Repeat each entry in full, exactly.

— Start —

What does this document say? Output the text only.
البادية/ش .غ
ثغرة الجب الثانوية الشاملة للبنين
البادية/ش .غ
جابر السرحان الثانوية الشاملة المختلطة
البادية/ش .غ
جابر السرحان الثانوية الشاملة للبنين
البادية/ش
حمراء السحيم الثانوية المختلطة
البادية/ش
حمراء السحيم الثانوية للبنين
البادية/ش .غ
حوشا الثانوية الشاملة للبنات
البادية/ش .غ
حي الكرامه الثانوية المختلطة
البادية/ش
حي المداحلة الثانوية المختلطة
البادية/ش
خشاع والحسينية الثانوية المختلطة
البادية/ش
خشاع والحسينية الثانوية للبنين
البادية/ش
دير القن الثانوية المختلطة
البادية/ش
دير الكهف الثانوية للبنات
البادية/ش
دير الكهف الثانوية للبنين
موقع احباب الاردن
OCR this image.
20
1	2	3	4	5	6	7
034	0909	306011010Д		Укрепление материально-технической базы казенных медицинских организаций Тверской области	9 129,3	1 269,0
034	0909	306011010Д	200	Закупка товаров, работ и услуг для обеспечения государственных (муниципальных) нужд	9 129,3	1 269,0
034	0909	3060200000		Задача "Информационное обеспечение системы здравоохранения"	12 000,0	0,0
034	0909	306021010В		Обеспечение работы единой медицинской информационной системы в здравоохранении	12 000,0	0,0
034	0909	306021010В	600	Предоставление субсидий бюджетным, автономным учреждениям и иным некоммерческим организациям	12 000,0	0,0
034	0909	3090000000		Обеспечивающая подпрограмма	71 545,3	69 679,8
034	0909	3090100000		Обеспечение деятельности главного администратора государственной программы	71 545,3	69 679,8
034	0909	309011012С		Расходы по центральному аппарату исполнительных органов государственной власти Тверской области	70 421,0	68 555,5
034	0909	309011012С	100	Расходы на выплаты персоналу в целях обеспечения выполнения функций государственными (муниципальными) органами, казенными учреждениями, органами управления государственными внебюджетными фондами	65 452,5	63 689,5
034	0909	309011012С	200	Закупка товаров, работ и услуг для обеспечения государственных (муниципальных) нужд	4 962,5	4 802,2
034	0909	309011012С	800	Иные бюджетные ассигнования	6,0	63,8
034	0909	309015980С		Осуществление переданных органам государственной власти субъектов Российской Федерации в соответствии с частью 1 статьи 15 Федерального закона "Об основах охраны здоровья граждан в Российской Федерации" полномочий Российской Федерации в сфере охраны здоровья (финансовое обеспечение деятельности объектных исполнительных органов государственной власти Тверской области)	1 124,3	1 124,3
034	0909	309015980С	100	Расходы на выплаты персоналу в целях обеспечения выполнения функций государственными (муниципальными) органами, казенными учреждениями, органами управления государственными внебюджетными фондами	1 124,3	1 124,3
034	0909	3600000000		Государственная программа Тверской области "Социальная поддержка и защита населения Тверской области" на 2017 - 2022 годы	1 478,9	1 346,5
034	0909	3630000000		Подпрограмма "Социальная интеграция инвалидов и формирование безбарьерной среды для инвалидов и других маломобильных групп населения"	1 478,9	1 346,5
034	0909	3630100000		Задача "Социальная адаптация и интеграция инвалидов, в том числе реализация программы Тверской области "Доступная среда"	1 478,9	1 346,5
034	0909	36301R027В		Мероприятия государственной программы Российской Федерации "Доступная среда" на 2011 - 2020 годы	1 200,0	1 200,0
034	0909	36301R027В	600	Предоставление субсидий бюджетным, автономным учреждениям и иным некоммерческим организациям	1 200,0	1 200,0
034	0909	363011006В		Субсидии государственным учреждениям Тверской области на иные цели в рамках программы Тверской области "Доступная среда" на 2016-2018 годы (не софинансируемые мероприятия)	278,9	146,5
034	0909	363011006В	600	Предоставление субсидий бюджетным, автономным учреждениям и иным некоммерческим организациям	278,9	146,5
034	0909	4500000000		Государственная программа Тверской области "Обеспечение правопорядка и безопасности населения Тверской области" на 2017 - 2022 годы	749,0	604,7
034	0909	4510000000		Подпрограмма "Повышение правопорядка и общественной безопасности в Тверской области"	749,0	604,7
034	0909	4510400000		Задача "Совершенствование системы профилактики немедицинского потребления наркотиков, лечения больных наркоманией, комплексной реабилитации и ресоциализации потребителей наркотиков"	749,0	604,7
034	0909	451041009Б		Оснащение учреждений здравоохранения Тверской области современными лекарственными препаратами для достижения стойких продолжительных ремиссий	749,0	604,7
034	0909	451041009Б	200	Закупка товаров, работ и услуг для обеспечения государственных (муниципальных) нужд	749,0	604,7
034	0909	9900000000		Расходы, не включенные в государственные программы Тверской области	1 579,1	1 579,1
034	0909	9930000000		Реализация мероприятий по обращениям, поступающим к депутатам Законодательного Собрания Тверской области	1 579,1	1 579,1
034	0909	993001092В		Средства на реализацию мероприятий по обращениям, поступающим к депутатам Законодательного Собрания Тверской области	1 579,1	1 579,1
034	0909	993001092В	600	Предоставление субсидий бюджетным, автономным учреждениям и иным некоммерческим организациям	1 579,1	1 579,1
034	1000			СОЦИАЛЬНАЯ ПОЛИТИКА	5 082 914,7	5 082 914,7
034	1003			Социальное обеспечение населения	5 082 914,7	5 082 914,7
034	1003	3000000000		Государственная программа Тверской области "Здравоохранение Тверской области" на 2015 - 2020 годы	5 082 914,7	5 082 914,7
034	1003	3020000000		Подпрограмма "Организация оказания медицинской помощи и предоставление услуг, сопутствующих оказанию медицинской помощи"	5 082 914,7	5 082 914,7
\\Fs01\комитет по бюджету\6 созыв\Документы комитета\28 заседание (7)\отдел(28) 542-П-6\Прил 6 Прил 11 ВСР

— End —

- IN RESPONSE
What does this document say? Output the text only.
البادية/ش .غ
ثغرة الجب الثانوية الشاملة للبنين
البادية/ش .غ
جابر السرحان الثانوية الشاملة المختلطة
البادية/ش .غ
جابر السرحان الثانوية الشاملة للبنين
البادية/ش
حمراء السحيم الثانوية المختلطة
البادية/ش
حمراء السحيم الثانوية للبنين
البادية/ش .غ
حوشا الثانوية الشاملة للبنات
البادية/ش .غ
حي الكرامه الثانوية المختلطة
البادية/ش
حي المداحلة الثانوية المختلطة
البادية/ش
خشاع والحسينية الثانوية المختلطة
البادية/ش
خشاع والحسينية الثانوية للبنين
البادية/ش
دير القن الثانوية المختلطة
البادية/ش
دير الكهف الثانوية للبنات
البادية/ش
دير الكهف الثانوية للبنين
موقع احباب الاردن
OCR this image.
20
1	2	3	4	5	6	7
034	0909	306011010Д		Укрепление материально-технической базы казенных медицинских организаций Тверской области	9 129,3	1 269,0
034	0909	306011010Д	200	Закупка товаров, работ и услуг для обеспечения государственных (муниципальных) нужд	9 129,3	1 269,0
034	0909	3060200000		Задача "Информационное обеспечение системы здравоохранения"	12 000,0	0,0
034	0909	306021010В		Обеспечение работы единой медицинской информационной системы в здравоохранении	12 000,0	0,0
034	0909	306021010В	600	Предоставление субсидий бюджетным, автономным учреждениям и иным некоммерческим организациям	12 000,0	0,0
034	0909	3090000000		Обеспечивающая подпрограмма	71 545,3	69 679,8
034	0909	3090100000		Обеспечение деятельности главного администратора государственной программы	71 545,3	69 679,8
034	0909	309011012С		Расходы по центральному аппарату исполнительных органов государственной власти Тверской области	70 421,0	68 555,5
034	0909	309011012С	100	Расходы на выплаты персоналу в целях обеспечения выполнения функций государственными (муниципальными) органами, казенными учреждениями, органами управления государственными внебюджетными фондами	65 452,5	63 689,5
034	0909	309011012С	200	Закупка товаров, работ и услуг для обеспечения государственных (муниципальных) нужд	4 962,5	4 802,2
034	0909	309011012С	800	Иные бюджетные ассигнования	6,0	63,8
034	0909	309015980С		Осуществление переданных органам государственной власти субъектов Российской Федерации в соответствии с частью 1 статьи 15 Федерального закона "Об основах охраны здоровья граждан в Российской Федерации" полномочий Российской Федерации в сфере охраны здоровья (финансовое обеспечение деятельности объектных исполнительных органов государственной власти Тверской области)	1 124,3	1 124,3
034	0909	309015980С	100	Расходы на выплаты персоналу в целях обеспечения выполнения функций государственными (муниципальными) органами, казенными учреждениями, органами управления государственными внебюджетными фондами	1 124,3	1 124,3
034	0909	3600000000		Государственная программа Тверской области "Социальная поддержка и защита населения Тверской области" на 2017 - 2022 годы	1 478,9	1 346,5
034	0909	3630000000		Подпрограмма "Социальная интеграция инвалидов и формирование безбарьерной среды для инвалидов и других маломобильных групп населения"	1 478,9	1 346,5
034	0909	3630100000		Задача "Социальная адаптация и интеграция инвалидов, в том числе реализация программы Тверской области "Доступная среда"	1 478,9	1 346,5
034	0909	36301R027В		Мероприятия государственной программы Российской Федерации "Доступная среда" на 2011 - 2020 годы	1 200,0	1 200,0
034	0909	36301R027В	600	Предоставление субсидий бюджетным, автономным учреждениям и иным некоммерческим организациям	1 200,0	1 200,0
034	0909	363011006В		Субсидии государственным учреждениям Тверской области на иные цели в рамках программы Тверской области "Доступная среда" на 2016-2018 годы (не софинансируемые мероприятия)	278,9	146,5
034	0909	363011006В	600	Предоставление субсидий бюджетным, автономным учреждениям и иным некоммерческим организациям	278,9	146,5
034	0909	4500000000		Государственная программа Тверской области "Обеспечение правопорядка и безопасности населения Тверской области" на 2017 - 2022 годы	749,0	604,7
034	0909	4510000000		Подпрограмма "Повышение правопорядка и общественной безопасности в Тверской области"	749,0	604,7
034	0909	4510400000		Задача "Совершенствование системы профилактики немедицинского потребления наркотиков, лечения больных наркоманией, комплексной реабилитации и ресоциализации потребителей наркотиков"	749,0	604,7
034	0909	451041009Б		Оснащение учреждений здравоохранения Тверской области современными лекарственными препаратами для достижения стойких продолжительных ремиссий	749,0	604,7
034	0909	451041009Б	200	Закупка товаров, работ и услуг для обеспечения государственных (муниципальных) нужд	749,0	604,7
034	0909	9900000000		Расходы, не включенные в государственные программы Тверской области	1 579,1	1 579,1
034	0909	9930000000		Реализация мероприятий по обращениям, поступающим к депутатам Законодательного Собрания Тверской области	1 579,1	1 579,1
034	0909	993001092В		Средства на реализацию мероприятий по обращениям, поступающим к депутатам Законодательного Собрания Тверской области	1 579,1	1 579,1
034	0909	993001092В	600	Предоставление субсидий бюджетным, автономным учреждениям и иным некоммерческим организациям	1 579,1	1 579,1
034	1000			СОЦИАЛЬНАЯ ПОЛИТИКА	5 082 914,7	5 082 914,7
034	1003			Социальное обеспечение населения	5 082 914,7	5 082 914,7
034	1003	3000000000		Государственная программа Тверской области "Здравоохранение Тверской области" на 2015 - 2020 годы	5 082 914,7	5 082 914,7
034	1003	3020000000		Подпрограмма "Организация оказания медицинской помощи и предоставление услуг, сопутствующих оказанию медицинской помощи"	5 082 914,7	5 082 914,7
\\Fs01\комитет по бюджету\6 созыв\Документы комитета\28 заседание (7)\отдел(28) 542-П-6\Прил 6 Прил 11 ВСР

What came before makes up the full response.